--- EXERCISE INPUTS ---
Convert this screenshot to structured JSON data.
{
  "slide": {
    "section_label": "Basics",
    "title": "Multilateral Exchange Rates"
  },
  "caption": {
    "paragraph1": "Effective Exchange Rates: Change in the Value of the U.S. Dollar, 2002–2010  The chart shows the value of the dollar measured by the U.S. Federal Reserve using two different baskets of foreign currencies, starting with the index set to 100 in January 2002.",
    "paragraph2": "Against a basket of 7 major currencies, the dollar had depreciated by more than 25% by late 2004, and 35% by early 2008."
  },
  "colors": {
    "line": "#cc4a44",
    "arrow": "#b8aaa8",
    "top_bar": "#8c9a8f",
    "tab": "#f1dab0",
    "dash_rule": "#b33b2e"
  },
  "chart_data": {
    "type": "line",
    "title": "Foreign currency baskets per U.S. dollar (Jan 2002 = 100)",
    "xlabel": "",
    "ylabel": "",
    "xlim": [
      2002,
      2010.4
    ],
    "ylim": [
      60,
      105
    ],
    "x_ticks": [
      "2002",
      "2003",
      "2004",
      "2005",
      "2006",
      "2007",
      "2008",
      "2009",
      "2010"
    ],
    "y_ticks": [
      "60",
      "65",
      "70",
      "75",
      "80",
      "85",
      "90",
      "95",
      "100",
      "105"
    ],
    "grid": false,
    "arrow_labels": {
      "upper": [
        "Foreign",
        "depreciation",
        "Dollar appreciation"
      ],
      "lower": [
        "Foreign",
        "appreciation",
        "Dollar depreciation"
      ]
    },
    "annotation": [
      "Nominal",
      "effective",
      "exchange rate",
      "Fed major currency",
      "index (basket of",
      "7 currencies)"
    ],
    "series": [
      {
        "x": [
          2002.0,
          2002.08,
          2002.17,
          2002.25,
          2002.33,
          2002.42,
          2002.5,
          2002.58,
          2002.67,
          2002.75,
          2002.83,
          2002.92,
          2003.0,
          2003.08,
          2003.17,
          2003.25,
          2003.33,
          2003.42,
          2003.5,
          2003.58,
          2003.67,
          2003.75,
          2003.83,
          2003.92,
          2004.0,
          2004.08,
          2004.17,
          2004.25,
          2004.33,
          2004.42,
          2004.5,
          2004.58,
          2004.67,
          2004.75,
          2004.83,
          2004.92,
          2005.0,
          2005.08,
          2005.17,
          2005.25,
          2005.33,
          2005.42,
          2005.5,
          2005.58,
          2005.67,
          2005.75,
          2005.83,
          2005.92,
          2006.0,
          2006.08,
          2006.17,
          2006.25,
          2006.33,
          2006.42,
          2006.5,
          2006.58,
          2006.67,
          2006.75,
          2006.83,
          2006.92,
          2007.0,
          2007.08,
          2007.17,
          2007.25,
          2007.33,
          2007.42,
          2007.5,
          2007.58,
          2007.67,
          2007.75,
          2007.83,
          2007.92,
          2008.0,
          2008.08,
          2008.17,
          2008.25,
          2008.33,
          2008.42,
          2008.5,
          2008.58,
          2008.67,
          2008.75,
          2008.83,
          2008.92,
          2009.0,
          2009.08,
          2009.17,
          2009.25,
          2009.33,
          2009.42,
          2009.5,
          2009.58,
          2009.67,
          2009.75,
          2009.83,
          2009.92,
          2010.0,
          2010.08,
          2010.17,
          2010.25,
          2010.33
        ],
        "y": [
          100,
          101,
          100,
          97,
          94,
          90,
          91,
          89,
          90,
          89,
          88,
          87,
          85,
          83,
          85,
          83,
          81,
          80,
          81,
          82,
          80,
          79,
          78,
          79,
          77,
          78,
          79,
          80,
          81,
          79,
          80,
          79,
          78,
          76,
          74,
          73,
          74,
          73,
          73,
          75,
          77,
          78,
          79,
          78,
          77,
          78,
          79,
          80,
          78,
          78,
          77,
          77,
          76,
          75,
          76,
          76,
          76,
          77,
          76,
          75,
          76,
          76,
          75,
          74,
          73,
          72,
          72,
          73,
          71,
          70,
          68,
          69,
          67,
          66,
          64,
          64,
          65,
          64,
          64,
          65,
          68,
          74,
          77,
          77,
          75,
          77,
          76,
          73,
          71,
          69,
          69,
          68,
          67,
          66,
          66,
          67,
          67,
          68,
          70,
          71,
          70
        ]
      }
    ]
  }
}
---
*STATED GOAL*. Restate every record exactly, leaving nothing out.

*WRITTEN SOLUTION*.
Convert this screenshot to structured JSON data.
{
  "slide": {
    "section_label": "Basics",
    "title": "Multilateral Exchange Rates"
  },
  "caption": {
    "paragraph1": "Effective Exchange Rates: Change in the Value of the U.S. Dollar, 2002–2010  The chart shows the value of the dollar measured by the U.S. Federal Reserve using two different baskets of foreign currencies, starting with the index set to 100 in January 2002.",
    "paragraph2": "Against a basket of 7 major currencies, the dollar had depreciated by more than 25% by late 2004, and 35% by early 2008."
  },
  "colors": {
    "line": "#cc4a44",
    "arrow": "#b8aaa8",
    "top_bar": "#8c9a8f",
    "tab": "#f1dab0",
    "dash_rule": "#b33b2e"
  },
  "chart_data": {
    "type": "line",
    "title": "Foreign currency baskets per U.S. dollar (Jan 2002 = 100)",
    "xlabel": "",
    "ylabel": "",
    "xlim": [
      2002,
      2010.4
    ],
    "ylim": [
      60,
      105
    ],
    "x_ticks": [
      "2002",
      "2003",
      "2004",
      "2005",
      "2006",
      "2007",
      "2008",
      "2009",
      "2010"
    ],
    "y_ticks": [
      "60",
      "65",
      "70",
      "75",
      "80",
      "85",
      "90",
      "95",
      "100",
      "105"
    ],
    "grid": false,
    "arrow_labels": {
      "upper": [
        "Foreign",
        "depreciation",
        "Dollar appreciation"
      ],
      "lower": [
        "Foreign",
        "appreciation",
        "Dollar depreciation"
      ]
    },
    "annotation": [
      "Nominal",
      "effective",
      "exchange rate",
      "Fed major currency",
      "index (basket of",
      "7 currencies)"
    ],
    "series": [
      {
        "x": [
          2002.0,
          2002.08,
          2002.17,
          2002.25,
          2002.33,
          2002.42,
          2002.5,
          2002.58,
          2002.67,
          2002.75,
          2002.83,
          2002.92,
          2003.0,
          2003.08,
          2003.17,
          2003.25,
          2003.33,
          2003.42,
          2003.5,
          2003.58,
          2003.67,
          2003.75,
          2003.83,
          2003.92,
          2004.0,
          2004.08,
          2004.17,
          2004.25,
          2004.33,
          2004.42,
          2004.5,
          2004.58,
          2004.67,
          2004.75,
          2004.83,
          2004.92,
          2005.0,
          2005.08,
          2005.17,
          2005.25,
          2005.33,
          2005.42,
          2005.5,
          2005.58,
          2005.67,
          2005.75,
          2005.83,
          2005.92,
          2006.0,
          2006.08,
          2006.17,
          2006.25,
          2006.33,
          2006.42,
          2006.5,
          2006.58,
          2006.67,
          2006.75,
          2006.83,
          2006.92,
          2007.0,
          2007.08,
          2007.17,
          2007.25,
          2007.33,
          2007.42,
          2007.5,
          2007.58,
          2007.67,
          2007.75,
          2007.83,
          2007.92,
          2008.0,
          2008.08,
          2008.17,
          2008.25,
          2008.33,
          2008.42,
          2008.5,
          2008.58,
          2008.67,
          2008.75,
          2008.83,
          2008.92,
          2009.0,
          2009.08,
          2009.17,
          2009.25,
          2009.33,
          2009.42,
          2009.5,
          2009.58,
          2009.67,
          2009.75,
          2009.83,
          2009.92,
          2010.0,
          2010.08,
          2010.17,
          2010.25,
          2010.33
        ],
        "y": [
          100,
          101,
          100,
          97,
          94,
          90,
          91,
          89,
          90,
          89,
          88,
          87,
          85,
          83,
          85,
          83,
          81,
          80,
          81,
          82,
          80,
          79,
          78,
          79,
          77,
          78,
          79,
          80,
          81,
          79,
          80,
          79,
          78,
          76,
          74,
          73,
          74,
          73,
          73,
          75,
          77,
          78,
          79,
          78,
          77,
          78,
          79,
          80,
          78,
          78,
          77,
          77,
          76,
          75,
          76,
          76,
          76,
          77,
          76,
          75,
          76,
          76,
          75,
          74,
          73,
          72,
          72,
          73,
          71,
          70,
          68,
          69,
          67,
          66,
          64,
          64,
          65,
          64,
          64,
          65,
          68,
          74,
          77,
          77,
          75,
          77,
          76,
          73,
          71,
          69,
          69,
          68,
          67,
          66,
          66,
          67,
          67,
          68,
          70,
          71,
          70
        ]
      }
    ]
  }
}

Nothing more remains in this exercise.